■ WHAT THE EXERCISE ASKS: Copy every line of the items below word for word, leaving out the pictures.

■ RECORDS:
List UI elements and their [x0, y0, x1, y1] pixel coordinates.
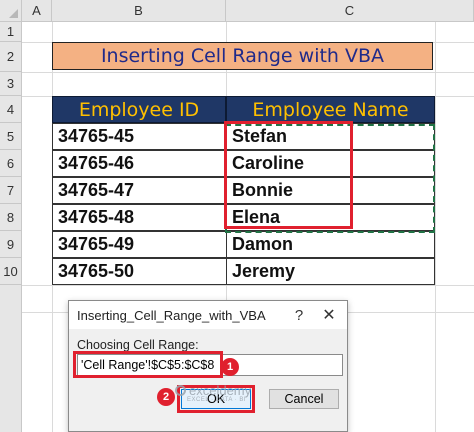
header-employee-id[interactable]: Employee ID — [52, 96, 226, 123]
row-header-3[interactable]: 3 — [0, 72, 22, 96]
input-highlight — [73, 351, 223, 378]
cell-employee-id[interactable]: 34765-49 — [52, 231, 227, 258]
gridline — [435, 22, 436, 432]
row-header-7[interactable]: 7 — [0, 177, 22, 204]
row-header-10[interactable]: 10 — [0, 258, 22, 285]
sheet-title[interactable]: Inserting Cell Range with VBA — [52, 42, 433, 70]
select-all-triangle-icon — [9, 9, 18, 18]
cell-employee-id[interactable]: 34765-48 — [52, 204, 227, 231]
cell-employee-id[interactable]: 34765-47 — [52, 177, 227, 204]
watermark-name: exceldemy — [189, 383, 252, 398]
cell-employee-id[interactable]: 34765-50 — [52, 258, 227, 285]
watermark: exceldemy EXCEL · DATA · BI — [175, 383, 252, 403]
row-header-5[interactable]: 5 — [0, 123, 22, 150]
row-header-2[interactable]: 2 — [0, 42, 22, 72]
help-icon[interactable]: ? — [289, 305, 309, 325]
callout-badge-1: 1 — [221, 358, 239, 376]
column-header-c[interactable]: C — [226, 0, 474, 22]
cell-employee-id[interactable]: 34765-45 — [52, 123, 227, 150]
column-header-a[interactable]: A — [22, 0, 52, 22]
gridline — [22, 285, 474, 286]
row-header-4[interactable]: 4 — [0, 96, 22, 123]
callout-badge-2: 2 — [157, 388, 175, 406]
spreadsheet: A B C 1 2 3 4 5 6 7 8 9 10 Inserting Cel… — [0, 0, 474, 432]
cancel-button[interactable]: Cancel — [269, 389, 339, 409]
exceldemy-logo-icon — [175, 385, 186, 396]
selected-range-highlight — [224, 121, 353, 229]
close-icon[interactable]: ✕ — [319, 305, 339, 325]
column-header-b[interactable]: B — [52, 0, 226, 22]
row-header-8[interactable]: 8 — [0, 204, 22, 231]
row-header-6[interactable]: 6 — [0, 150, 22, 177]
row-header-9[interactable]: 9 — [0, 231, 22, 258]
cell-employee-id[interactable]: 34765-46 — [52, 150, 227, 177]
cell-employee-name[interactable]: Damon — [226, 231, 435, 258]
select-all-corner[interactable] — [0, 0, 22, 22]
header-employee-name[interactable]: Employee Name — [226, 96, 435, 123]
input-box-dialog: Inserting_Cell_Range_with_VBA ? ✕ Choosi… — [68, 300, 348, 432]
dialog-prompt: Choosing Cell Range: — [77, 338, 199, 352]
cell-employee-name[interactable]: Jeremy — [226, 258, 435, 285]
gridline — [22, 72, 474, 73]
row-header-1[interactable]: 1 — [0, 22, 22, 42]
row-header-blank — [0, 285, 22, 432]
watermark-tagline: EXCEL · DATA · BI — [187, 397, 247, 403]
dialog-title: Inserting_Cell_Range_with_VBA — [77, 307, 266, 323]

■ FULL SOLUTION:
List UI elements and their [x0, y0, x1, y1] pixel coordinates.
header-employee-id[interactable]: Employee ID — [52, 96, 226, 123]
row-header-3[interactable]: 3 — [0, 72, 22, 96]
input-highlight — [73, 351, 223, 378]
cell-employee-id[interactable]: 34765-49 — [52, 231, 227, 258]
gridline — [435, 22, 436, 432]
row-header-7[interactable]: 7 — [0, 177, 22, 204]
row-header-10[interactable]: 10 — [0, 258, 22, 285]
sheet-title[interactable]: Inserting Cell Range with VBA — [52, 42, 433, 70]
select-all-triangle-icon — [9, 9, 18, 18]
cell-employee-id[interactable]: 34765-48 — [52, 204, 227, 231]
cell-employee-id[interactable]: 34765-47 — [52, 177, 227, 204]
watermark-name: exceldemy — [189, 383, 252, 398]
cell-employee-id[interactable]: 34765-50 — [52, 258, 227, 285]
watermark: exceldemy EXCEL · DATA · BI — [175, 383, 252, 403]
row-header-5[interactable]: 5 — [0, 123, 22, 150]
row-header-2[interactable]: 2 — [0, 42, 22, 72]
help-icon[interactable]: ? — [289, 305, 309, 325]
callout-badge-1: 1 — [221, 358, 239, 376]
column-header-c[interactable]: C — [226, 0, 474, 22]
cell-employee-id[interactable]: 34765-45 — [52, 123, 227, 150]
column-header-a[interactable]: A — [22, 0, 52, 22]
gridline — [22, 285, 474, 286]
row-header-4[interactable]: 4 — [0, 96, 22, 123]
callout-badge-2: 2 — [157, 388, 175, 406]
spreadsheet: A B C 1 2 3 4 5 6 7 8 9 10 Inserting Cel… — [0, 0, 474, 432]
cancel-button[interactable]: Cancel — [269, 389, 339, 409]
exceldemy-logo-icon — [175, 385, 186, 396]
selected-range-highlight — [224, 121, 353, 229]
close-icon[interactable]: ✕ — [319, 305, 339, 325]
column-header-b[interactable]: B — [52, 0, 226, 22]
row-header-8[interactable]: 8 — [0, 204, 22, 231]
row-header-6[interactable]: 6 — [0, 150, 22, 177]
row-header-9[interactable]: 9 — [0, 231, 22, 258]
cell-employee-id[interactable]: 34765-46 — [52, 150, 227, 177]
cell-employee-name[interactable]: Damon — [226, 231, 435, 258]
select-all-corner[interactable] — [0, 0, 22, 22]
header-employee-name[interactable]: Employee Name — [226, 96, 435, 123]
input-box-dialog: Inserting_Cell_Range_with_VBA ? ✕ Choosi… — [68, 300, 348, 432]
dialog-prompt: Choosing Cell Range: — [77, 338, 199, 352]
cell-employee-name[interactable]: Jeremy — [226, 258, 435, 285]
gridline — [22, 72, 474, 73]
row-header-1[interactable]: 1 — [0, 22, 22, 42]
row-header-blank — [0, 285, 22, 432]
watermark-tagline: EXCEL · DATA · BI — [187, 397, 247, 403]
dialog-title: Inserting_Cell_Range_with_VBA — [77, 307, 266, 323]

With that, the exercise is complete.